--- Goal ---
From the listing below, copy every line with the word "xlabel".

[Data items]

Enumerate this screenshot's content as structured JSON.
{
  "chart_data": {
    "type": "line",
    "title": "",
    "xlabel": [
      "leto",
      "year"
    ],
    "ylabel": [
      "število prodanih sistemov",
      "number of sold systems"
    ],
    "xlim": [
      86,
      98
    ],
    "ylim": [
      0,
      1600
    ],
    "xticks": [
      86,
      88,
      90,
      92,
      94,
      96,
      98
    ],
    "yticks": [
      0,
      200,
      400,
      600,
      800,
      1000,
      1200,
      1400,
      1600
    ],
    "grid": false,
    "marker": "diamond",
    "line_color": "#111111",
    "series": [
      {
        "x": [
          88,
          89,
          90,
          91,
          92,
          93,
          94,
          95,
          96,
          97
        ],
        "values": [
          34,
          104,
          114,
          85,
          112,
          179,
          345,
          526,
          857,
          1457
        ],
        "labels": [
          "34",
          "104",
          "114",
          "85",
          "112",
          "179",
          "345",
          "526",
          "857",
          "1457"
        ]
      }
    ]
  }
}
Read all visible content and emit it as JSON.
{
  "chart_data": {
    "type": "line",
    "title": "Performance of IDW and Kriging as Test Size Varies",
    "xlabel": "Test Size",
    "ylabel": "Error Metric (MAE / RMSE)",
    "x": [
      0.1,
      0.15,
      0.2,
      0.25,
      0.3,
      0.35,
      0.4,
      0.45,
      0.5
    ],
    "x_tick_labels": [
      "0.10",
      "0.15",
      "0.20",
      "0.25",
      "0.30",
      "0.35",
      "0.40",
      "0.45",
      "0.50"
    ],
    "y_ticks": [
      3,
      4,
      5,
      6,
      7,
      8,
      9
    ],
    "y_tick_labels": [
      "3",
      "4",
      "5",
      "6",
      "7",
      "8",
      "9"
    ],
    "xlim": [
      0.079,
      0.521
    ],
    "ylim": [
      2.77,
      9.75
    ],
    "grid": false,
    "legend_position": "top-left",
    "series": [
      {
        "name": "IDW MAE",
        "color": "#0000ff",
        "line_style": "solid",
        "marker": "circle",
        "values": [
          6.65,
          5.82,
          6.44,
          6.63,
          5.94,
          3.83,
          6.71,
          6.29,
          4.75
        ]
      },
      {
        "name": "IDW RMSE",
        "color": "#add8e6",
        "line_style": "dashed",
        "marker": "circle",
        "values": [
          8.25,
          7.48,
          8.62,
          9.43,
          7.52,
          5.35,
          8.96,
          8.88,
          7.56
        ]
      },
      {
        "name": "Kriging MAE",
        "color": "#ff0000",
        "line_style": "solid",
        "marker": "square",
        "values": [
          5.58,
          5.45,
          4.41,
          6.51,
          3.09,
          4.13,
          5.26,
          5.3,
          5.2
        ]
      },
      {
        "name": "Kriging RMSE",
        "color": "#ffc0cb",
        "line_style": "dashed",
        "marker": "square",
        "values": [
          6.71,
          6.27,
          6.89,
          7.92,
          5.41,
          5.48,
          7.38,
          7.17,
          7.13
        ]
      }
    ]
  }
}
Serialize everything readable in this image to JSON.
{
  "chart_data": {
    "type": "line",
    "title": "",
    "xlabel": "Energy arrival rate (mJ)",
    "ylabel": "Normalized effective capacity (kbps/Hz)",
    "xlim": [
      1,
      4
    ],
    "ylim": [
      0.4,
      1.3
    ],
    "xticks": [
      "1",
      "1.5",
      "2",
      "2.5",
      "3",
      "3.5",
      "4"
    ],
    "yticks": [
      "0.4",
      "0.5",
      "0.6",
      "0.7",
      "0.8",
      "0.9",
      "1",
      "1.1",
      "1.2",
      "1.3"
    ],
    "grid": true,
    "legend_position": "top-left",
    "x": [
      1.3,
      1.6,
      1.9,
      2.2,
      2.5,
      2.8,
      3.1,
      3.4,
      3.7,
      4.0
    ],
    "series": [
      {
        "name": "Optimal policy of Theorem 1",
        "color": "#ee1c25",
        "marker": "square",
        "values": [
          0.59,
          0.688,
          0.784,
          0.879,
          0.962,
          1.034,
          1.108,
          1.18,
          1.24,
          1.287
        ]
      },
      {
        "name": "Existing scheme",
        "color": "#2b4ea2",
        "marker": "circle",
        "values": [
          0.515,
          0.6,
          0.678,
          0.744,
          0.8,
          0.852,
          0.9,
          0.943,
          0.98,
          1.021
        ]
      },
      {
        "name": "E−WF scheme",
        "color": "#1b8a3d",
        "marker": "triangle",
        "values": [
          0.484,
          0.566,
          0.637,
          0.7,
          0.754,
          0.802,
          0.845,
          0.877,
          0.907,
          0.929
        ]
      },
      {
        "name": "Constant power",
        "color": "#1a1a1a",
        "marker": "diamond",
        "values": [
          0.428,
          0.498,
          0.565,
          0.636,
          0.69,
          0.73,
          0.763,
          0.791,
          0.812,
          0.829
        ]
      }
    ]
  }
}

--- Written solution ---
    "xlabel": [
    "xlabel": "Test Size",
    "xlabel": "Energy arrival rate (mJ)",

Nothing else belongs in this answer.